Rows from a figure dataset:
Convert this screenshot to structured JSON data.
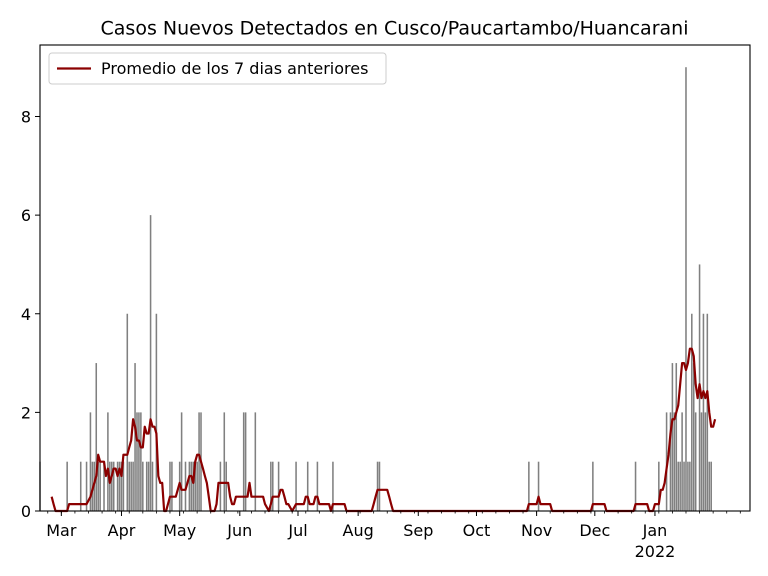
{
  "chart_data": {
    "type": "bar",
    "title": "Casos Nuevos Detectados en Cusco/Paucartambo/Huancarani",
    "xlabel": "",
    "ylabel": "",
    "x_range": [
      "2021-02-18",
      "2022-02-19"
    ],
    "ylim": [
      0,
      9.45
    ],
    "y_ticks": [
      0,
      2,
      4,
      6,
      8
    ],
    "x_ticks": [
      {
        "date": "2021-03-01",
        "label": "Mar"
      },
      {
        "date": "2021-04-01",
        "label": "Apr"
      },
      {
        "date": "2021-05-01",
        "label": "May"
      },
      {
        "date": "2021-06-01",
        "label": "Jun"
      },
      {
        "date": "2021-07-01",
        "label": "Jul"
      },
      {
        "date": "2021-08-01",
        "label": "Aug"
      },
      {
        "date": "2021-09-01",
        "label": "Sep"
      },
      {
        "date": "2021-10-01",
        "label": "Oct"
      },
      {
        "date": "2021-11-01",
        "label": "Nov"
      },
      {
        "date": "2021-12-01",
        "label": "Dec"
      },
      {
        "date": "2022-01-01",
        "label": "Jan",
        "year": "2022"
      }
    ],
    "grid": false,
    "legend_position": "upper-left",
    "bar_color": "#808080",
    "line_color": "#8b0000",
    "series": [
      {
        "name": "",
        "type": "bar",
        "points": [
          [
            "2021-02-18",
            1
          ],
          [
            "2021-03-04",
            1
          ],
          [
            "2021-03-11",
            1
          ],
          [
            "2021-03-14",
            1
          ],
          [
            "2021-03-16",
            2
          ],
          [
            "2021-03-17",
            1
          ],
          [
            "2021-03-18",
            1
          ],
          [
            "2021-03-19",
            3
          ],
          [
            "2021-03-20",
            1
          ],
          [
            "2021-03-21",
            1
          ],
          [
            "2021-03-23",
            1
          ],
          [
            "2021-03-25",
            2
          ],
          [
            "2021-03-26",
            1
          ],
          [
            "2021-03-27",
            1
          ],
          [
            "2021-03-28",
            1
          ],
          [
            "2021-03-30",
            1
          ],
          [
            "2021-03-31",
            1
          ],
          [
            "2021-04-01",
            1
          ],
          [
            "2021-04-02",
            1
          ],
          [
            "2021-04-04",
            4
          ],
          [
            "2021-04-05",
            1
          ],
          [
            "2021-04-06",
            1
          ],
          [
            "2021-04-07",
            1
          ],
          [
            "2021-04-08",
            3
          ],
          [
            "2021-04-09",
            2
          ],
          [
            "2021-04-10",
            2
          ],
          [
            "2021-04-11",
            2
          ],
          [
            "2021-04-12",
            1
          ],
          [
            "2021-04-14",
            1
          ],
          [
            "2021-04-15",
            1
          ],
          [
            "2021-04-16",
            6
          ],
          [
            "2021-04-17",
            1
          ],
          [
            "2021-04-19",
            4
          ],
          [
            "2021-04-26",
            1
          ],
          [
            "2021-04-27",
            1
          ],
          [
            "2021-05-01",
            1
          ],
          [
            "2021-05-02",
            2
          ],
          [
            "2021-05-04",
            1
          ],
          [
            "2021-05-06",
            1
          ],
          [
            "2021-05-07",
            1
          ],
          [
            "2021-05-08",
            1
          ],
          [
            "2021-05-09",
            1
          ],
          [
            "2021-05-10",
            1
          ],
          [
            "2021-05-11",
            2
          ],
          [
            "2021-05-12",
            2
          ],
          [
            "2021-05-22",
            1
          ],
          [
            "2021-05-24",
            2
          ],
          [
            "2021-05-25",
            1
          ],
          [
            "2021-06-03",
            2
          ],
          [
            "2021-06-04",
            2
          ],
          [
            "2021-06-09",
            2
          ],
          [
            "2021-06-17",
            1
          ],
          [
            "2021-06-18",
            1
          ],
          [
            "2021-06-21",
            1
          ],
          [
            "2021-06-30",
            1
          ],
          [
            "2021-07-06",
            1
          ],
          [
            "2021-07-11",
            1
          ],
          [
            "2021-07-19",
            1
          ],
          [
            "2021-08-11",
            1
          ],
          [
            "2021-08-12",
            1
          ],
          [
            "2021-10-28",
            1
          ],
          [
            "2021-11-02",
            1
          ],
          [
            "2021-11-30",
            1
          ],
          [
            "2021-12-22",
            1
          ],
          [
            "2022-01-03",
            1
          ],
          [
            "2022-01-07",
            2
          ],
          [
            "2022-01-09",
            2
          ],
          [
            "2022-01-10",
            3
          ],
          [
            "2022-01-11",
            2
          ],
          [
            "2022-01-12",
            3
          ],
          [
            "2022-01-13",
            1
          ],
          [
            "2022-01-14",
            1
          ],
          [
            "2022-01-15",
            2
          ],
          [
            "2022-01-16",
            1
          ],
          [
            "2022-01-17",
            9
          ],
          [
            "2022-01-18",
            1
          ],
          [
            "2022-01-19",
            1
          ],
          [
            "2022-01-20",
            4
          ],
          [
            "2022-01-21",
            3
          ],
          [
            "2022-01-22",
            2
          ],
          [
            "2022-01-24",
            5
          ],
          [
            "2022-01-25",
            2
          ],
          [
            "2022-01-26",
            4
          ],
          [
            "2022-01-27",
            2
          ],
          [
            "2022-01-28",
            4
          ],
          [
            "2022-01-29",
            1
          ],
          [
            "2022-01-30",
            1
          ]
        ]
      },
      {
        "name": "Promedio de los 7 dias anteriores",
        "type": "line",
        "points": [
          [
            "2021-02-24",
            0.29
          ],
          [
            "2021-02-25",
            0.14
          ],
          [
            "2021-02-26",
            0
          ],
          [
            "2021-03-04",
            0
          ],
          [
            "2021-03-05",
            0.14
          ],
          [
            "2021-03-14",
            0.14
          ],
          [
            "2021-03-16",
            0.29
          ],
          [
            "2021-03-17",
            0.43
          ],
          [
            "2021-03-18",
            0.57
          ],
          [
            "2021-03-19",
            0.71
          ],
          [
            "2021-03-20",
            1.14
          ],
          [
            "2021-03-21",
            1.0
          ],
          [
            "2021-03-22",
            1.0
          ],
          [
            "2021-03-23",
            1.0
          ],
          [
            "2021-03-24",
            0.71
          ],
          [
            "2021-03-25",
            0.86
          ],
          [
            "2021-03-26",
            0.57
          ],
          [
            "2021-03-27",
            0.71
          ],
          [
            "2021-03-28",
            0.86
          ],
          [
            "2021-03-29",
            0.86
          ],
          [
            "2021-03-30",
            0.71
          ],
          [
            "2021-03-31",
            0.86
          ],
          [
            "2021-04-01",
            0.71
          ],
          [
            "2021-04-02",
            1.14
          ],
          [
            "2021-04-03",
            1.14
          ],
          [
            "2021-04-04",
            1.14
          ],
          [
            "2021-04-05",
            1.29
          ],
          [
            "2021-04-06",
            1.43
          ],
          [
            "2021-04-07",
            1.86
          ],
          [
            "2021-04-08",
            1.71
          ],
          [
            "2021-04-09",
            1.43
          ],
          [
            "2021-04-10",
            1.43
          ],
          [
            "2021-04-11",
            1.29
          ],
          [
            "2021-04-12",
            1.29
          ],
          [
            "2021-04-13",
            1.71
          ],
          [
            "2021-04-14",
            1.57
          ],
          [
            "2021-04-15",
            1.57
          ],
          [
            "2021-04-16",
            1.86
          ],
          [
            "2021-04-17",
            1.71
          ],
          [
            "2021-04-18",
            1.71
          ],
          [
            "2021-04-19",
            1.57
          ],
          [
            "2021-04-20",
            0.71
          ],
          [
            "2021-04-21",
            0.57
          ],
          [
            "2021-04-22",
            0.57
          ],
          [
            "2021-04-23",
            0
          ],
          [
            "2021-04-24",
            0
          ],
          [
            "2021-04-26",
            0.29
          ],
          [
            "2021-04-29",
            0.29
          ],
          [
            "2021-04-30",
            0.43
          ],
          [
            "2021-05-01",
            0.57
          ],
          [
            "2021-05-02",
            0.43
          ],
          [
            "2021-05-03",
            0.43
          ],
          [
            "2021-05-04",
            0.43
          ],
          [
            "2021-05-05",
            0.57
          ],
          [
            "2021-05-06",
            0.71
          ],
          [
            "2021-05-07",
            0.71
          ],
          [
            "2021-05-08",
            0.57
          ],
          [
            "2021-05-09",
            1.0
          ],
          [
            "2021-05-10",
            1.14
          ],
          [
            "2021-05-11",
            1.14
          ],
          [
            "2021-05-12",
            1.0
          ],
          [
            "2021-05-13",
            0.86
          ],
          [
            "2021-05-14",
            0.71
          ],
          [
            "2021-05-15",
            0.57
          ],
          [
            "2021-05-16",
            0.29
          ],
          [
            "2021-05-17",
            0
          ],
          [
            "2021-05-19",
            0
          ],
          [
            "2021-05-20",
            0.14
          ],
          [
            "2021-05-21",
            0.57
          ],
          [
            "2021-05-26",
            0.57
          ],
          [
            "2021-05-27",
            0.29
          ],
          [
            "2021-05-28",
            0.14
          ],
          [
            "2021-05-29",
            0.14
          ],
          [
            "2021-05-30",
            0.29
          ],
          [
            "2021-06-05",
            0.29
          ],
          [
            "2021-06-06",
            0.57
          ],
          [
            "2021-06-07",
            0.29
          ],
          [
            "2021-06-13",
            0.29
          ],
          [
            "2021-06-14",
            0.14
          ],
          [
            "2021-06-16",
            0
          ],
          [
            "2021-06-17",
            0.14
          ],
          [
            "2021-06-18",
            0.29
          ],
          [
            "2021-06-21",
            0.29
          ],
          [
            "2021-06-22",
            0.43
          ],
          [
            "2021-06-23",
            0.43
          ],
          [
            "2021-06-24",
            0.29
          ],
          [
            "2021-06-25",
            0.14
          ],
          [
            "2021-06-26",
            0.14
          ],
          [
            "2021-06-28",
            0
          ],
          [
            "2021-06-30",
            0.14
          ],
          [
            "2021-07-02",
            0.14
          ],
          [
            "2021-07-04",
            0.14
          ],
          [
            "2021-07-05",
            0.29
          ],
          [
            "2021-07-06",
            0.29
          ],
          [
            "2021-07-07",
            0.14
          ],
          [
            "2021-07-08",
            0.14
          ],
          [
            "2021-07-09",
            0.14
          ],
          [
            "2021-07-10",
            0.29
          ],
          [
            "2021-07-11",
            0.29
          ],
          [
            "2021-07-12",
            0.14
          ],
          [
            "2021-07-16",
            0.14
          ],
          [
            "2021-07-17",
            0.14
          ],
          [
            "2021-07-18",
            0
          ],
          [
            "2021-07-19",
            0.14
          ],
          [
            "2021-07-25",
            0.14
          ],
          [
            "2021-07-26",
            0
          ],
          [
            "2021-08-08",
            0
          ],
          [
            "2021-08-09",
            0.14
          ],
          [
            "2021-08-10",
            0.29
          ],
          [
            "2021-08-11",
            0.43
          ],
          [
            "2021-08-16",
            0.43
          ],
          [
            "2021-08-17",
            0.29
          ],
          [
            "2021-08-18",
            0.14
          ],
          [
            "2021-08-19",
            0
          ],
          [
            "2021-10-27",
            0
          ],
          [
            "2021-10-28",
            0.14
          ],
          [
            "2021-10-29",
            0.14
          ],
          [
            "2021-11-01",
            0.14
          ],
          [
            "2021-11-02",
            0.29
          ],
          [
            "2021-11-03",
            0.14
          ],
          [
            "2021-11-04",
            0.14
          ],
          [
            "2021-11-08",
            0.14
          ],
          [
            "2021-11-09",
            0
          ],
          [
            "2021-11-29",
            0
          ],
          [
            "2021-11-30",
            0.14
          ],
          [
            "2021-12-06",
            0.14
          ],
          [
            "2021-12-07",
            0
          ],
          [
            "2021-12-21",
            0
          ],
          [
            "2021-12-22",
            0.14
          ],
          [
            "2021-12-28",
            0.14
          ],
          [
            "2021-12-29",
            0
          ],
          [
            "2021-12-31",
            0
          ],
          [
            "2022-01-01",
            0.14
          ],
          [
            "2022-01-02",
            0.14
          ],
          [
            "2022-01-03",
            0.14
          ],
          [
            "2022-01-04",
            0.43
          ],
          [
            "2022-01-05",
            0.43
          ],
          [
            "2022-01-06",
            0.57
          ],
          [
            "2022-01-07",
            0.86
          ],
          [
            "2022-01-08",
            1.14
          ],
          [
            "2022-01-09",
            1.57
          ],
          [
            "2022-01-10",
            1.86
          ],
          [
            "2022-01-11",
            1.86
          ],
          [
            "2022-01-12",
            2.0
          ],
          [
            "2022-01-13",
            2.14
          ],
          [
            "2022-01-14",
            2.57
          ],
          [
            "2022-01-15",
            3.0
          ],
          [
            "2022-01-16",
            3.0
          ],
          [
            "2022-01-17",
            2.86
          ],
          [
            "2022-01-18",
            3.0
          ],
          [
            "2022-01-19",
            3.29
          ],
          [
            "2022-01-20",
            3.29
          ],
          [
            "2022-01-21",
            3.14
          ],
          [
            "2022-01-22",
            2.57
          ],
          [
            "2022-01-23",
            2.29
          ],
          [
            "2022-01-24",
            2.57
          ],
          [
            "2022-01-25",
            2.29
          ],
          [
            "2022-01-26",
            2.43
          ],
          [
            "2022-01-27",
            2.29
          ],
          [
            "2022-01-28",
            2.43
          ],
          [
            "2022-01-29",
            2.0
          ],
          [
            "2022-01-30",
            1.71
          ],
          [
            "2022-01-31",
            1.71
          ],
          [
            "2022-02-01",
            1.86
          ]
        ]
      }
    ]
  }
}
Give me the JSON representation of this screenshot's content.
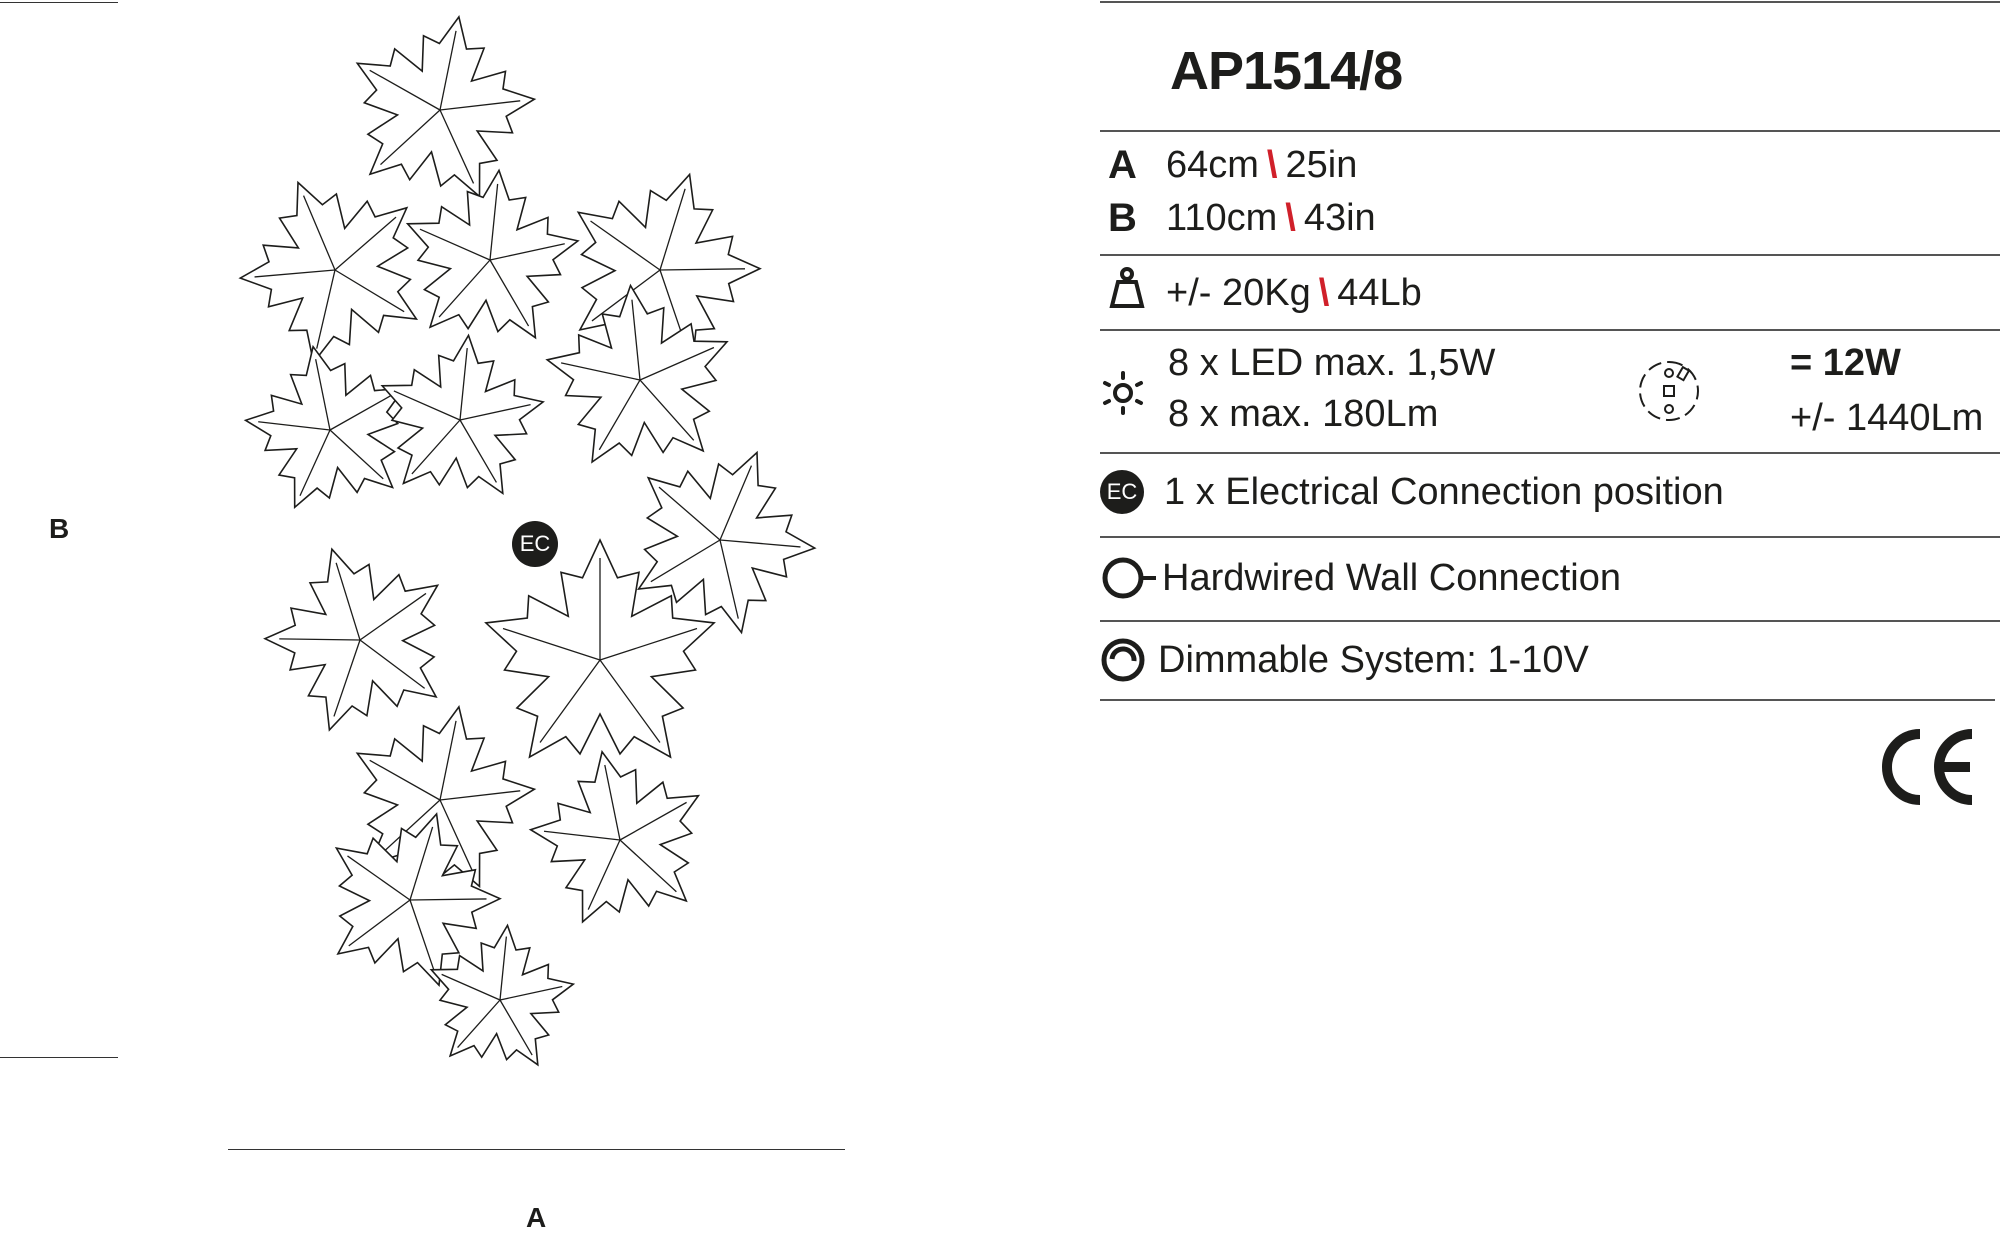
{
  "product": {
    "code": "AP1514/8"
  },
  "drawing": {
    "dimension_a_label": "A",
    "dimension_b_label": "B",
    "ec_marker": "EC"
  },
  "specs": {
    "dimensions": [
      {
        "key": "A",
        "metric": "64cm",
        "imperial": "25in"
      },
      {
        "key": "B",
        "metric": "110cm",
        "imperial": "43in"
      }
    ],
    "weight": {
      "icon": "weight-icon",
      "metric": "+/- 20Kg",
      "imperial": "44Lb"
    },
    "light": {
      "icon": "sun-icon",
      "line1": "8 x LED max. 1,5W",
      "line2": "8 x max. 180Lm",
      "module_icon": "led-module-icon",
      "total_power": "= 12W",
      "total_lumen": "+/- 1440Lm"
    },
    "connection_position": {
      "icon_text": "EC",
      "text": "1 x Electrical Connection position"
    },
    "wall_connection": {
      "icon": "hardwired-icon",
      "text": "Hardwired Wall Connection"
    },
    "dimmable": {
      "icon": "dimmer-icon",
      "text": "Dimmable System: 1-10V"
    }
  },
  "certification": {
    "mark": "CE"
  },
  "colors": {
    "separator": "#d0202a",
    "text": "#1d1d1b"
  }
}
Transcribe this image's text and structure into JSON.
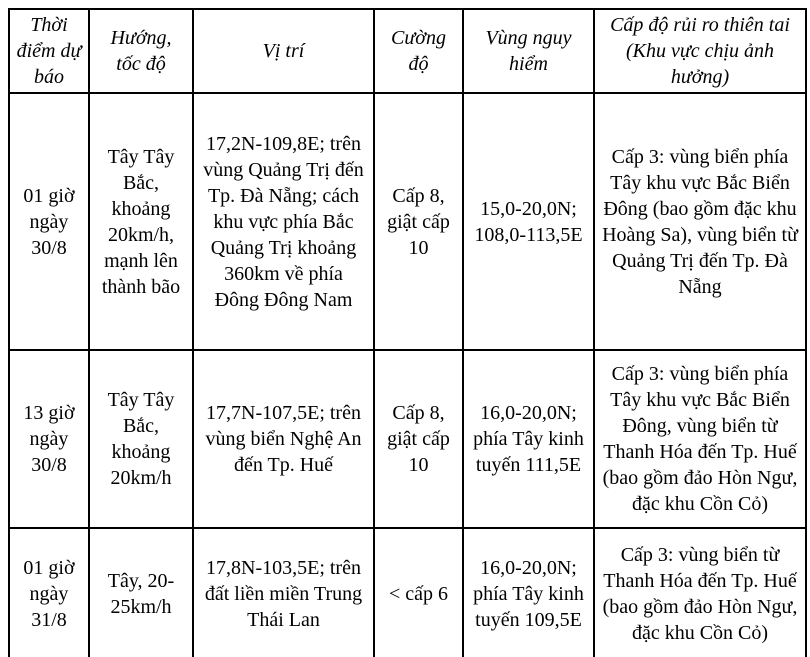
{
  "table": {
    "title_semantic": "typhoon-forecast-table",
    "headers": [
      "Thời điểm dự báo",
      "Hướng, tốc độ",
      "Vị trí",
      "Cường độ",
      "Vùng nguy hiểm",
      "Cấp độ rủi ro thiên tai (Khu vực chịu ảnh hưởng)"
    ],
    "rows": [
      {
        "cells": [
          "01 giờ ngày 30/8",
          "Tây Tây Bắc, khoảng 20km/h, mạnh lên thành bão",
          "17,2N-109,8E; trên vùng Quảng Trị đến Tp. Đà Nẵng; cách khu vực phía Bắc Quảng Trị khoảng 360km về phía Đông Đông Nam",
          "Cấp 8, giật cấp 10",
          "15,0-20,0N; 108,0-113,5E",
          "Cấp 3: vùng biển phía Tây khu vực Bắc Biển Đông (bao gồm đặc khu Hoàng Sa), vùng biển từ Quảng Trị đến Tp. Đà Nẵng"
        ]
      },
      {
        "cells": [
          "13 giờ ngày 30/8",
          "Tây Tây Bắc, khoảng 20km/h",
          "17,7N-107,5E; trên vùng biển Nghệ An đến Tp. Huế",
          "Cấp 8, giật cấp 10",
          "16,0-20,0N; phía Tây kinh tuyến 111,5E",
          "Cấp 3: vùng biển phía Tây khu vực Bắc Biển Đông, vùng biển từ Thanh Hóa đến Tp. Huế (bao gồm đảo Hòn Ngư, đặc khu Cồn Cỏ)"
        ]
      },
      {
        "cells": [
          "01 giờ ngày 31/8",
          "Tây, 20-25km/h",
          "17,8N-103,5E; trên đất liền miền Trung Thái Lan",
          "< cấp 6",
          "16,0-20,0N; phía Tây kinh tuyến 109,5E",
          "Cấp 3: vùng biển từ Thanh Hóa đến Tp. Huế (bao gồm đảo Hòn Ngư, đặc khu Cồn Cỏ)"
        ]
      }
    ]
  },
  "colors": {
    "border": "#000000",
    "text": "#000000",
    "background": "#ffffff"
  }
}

WORK INSTRUCTIONS → Identify the lines above that contain the word "kinh", then copy them.

PROBLEM SOLUTION →
          "16,0-20,0N; phía Tây kinh tuyến 111,5E",
          "16,0-20,0N; phía Tây kinh tuyến 109,5E",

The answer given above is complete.